**Aim of the task**
Format the items from the start through the line containing "delete-all-icon [1040,450,1074,490]" as a Markdown table with columns No. and Line, numbering each line and skipping blank ones.

[Element box items]
┄┄┄┄┄┄┄┄┄┄┄┄┄┄┄┄┄┄┄┄

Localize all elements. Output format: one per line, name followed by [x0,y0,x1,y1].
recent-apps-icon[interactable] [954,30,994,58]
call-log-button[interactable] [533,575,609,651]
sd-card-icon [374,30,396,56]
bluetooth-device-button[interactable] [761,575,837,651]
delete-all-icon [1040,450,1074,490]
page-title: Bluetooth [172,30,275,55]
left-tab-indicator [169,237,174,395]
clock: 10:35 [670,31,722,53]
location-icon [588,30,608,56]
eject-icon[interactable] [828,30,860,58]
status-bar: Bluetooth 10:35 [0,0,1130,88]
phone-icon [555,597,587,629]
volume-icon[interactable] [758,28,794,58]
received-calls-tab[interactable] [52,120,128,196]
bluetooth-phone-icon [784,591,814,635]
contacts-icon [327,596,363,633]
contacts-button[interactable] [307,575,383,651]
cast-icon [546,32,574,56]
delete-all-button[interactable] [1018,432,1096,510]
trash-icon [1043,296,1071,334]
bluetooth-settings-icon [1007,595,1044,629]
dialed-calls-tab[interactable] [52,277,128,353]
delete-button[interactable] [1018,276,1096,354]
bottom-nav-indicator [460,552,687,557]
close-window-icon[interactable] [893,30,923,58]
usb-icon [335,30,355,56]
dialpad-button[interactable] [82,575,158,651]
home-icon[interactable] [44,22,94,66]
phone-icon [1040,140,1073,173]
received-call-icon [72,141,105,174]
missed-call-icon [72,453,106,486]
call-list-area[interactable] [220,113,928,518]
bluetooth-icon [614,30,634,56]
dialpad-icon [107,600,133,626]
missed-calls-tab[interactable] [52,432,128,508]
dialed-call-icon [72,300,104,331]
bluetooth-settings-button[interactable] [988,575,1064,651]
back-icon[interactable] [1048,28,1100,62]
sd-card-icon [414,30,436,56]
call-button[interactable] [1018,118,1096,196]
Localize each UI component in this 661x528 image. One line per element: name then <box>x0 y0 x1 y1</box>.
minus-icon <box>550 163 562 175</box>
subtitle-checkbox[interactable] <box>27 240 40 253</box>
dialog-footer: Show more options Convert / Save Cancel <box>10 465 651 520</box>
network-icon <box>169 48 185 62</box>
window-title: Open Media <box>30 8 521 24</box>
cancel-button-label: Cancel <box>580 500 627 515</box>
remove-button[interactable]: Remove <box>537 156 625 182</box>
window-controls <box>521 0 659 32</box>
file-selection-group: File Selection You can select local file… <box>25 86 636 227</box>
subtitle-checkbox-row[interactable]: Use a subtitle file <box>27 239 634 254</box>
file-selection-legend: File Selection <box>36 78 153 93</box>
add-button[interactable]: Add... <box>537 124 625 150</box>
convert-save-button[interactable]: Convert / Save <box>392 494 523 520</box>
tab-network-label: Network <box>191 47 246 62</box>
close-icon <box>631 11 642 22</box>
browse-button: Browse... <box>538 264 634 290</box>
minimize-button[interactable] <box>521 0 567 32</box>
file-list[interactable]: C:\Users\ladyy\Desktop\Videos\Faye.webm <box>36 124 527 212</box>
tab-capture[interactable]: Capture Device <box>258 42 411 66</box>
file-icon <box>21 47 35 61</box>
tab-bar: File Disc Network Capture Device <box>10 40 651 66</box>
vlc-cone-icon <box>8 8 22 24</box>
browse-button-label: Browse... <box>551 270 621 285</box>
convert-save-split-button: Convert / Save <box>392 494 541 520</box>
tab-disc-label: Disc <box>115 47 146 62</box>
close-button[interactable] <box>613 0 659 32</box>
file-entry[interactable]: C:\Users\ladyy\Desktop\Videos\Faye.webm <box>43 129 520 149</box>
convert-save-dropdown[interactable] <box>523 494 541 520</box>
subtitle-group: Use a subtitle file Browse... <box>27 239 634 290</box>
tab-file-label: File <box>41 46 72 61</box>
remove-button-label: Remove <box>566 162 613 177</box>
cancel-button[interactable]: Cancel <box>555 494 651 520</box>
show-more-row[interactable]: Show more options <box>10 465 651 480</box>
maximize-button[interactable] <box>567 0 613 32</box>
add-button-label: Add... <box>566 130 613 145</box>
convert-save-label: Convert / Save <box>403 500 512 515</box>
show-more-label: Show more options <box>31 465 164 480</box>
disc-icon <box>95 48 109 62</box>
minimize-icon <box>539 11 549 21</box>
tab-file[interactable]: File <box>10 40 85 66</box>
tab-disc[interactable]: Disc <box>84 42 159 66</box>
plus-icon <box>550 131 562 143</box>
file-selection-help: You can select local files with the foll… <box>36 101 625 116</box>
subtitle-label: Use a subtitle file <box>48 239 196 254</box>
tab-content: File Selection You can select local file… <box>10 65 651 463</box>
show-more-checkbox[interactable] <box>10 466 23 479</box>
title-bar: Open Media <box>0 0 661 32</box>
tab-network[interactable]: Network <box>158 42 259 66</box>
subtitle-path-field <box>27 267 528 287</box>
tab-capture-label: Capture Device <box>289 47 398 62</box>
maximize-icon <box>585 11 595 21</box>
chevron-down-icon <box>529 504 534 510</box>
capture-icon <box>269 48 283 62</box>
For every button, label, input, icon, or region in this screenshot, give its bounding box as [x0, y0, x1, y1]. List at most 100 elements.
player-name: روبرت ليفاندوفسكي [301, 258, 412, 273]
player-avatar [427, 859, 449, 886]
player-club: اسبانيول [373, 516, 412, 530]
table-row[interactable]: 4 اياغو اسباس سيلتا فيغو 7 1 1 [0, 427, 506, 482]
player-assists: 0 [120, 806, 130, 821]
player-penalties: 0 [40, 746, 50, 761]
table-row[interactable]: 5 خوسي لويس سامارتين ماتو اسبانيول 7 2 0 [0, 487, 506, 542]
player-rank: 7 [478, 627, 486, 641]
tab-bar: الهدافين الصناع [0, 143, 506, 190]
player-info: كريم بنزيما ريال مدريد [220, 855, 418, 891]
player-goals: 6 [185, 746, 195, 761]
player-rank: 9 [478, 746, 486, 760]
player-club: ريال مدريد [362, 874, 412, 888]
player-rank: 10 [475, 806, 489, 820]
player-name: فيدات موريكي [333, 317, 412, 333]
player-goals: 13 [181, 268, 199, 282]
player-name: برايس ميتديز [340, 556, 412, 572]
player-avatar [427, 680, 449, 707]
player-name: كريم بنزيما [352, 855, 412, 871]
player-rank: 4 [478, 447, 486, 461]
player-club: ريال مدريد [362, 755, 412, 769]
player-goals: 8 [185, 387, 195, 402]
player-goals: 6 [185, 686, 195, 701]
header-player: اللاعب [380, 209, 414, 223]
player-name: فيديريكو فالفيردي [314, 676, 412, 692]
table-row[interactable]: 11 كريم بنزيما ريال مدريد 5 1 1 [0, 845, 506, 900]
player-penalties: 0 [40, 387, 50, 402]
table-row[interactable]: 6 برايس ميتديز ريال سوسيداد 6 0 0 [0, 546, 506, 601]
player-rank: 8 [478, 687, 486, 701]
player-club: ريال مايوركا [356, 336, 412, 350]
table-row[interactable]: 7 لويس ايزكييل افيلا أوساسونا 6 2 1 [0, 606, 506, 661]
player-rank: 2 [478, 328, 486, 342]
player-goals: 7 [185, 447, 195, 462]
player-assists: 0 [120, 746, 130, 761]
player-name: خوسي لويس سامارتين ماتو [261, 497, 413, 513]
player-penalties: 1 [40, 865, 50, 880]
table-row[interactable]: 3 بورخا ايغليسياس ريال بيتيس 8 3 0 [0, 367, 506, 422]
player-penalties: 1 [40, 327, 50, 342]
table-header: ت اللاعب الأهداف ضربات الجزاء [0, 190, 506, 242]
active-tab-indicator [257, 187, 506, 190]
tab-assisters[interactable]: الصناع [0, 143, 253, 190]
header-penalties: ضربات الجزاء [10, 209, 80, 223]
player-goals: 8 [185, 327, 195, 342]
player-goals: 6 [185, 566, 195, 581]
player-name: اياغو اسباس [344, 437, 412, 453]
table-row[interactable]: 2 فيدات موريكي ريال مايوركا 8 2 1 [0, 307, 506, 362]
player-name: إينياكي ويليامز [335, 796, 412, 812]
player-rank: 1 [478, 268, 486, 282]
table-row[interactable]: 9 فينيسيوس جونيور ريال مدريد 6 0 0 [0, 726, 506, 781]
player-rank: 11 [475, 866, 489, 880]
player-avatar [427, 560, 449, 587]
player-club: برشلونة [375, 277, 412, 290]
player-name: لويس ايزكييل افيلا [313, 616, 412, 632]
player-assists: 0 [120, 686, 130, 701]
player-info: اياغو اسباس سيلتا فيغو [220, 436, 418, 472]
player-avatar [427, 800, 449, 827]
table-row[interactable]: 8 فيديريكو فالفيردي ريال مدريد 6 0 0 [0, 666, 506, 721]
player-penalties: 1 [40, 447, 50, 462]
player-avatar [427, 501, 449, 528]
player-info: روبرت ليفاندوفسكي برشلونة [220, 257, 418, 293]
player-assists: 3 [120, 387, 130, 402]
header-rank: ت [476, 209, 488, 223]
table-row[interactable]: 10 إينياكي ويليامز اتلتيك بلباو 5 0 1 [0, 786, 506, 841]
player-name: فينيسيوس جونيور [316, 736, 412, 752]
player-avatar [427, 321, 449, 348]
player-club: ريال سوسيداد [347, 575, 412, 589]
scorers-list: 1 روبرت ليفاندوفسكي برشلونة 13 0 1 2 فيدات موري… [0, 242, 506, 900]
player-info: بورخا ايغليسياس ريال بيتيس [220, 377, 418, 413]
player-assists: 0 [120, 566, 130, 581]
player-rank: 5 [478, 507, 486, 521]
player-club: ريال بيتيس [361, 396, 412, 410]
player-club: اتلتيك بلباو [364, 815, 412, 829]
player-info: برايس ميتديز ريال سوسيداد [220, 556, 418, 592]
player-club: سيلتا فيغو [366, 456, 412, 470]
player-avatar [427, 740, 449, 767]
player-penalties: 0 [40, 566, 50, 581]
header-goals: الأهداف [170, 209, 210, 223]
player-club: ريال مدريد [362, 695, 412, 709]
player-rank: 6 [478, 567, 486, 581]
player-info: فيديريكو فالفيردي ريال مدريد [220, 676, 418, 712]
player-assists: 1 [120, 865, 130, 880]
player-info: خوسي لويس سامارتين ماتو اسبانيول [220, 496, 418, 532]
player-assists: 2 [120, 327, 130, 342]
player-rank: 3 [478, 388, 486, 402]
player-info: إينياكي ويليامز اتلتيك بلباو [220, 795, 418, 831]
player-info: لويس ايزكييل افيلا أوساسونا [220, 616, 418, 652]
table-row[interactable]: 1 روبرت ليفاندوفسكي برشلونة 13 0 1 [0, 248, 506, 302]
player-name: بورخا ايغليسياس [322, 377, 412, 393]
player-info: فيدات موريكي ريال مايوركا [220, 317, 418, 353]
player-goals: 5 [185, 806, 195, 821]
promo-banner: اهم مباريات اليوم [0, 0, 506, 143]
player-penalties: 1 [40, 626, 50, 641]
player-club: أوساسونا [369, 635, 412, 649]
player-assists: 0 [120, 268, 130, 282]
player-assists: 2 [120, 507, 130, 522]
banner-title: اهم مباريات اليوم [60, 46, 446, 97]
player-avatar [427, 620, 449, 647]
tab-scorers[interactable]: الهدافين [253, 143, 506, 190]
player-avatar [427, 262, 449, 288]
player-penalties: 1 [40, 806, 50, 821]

┄┄┄┄┄┄┄┄┄┄┄┄┄┄┄┄┄┄┄┄

**Answer to the task**
| No. | Line |
|---|---|
| 1 | Localize all elements. Output format: one per line, name followed by [x0,y0,x1,y1]. |
| 2 | recent-apps-icon[interactable] [954,30,994,58] |
| 3 | call-log-button[interactable] [533,575,609,651] |
| 4 | sd-card-icon [374,30,396,56] |
| 5 | bluetooth-device-button[interactable] [761,575,837,651] |
| 6 | delete-all-icon [1040,450,1074,490] |